>> start STORED DATA
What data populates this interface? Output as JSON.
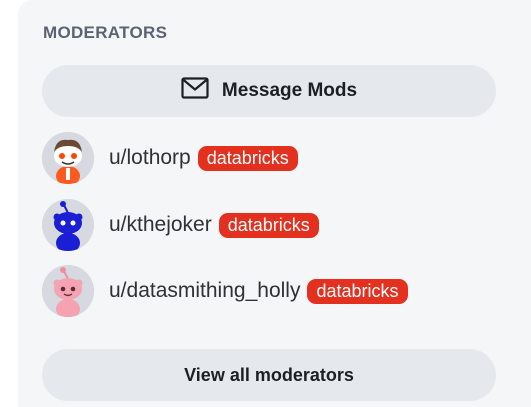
{
  "moderators_widget": {
    "heading": "MODERATORS",
    "message_button_label": "Message Mods",
    "message_icon": "mail-icon",
    "view_all_label": "View all moderators",
    "moderators": [
      {
        "username": "u/lothorp",
        "flair": "databricks",
        "avatar": "snoo-avatar-orange"
      },
      {
        "username": "u/kthejoker",
        "flair": "databricks",
        "avatar": "snoo-avatar-blue"
      },
      {
        "username": "u/datasmithing_holly",
        "flair": "databricks",
        "avatar": "snoo-avatar-pink"
      }
    ]
  },
  "colors": {
    "panel_bg": "#f5f6f8",
    "button_bg": "#e5e8ed",
    "flair_bg": "#e3301f",
    "heading": "#5b6373"
  }
}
>> end STORED DATA
### GIVEN REQUEST
Output the records above exactly; leave out the pictures.

### TASK RESULT
What data populates this interface? Output as JSON.
{
  "moderators_widget": {
    "heading": "MODERATORS",
    "message_button_label": "Message Mods",
    "message_icon": "mail-icon",
    "view_all_label": "View all moderators",
    "moderators": [
      {
        "username": "u/lothorp",
        "flair": "databricks",
        "avatar": "snoo-avatar-orange"
      },
      {
        "username": "u/kthejoker",
        "flair": "databricks",
        "avatar": "snoo-avatar-blue"
      },
      {
        "username": "u/datasmithing_holly",
        "flair": "databricks",
        "avatar": "snoo-avatar-pink"
      }
    ]
  },
  "colors": {
    "panel_bg": "#f5f6f8",
    "button_bg": "#e5e8ed",
    "flair_bg": "#e3301f",
    "heading": "#5b6373"
  }
}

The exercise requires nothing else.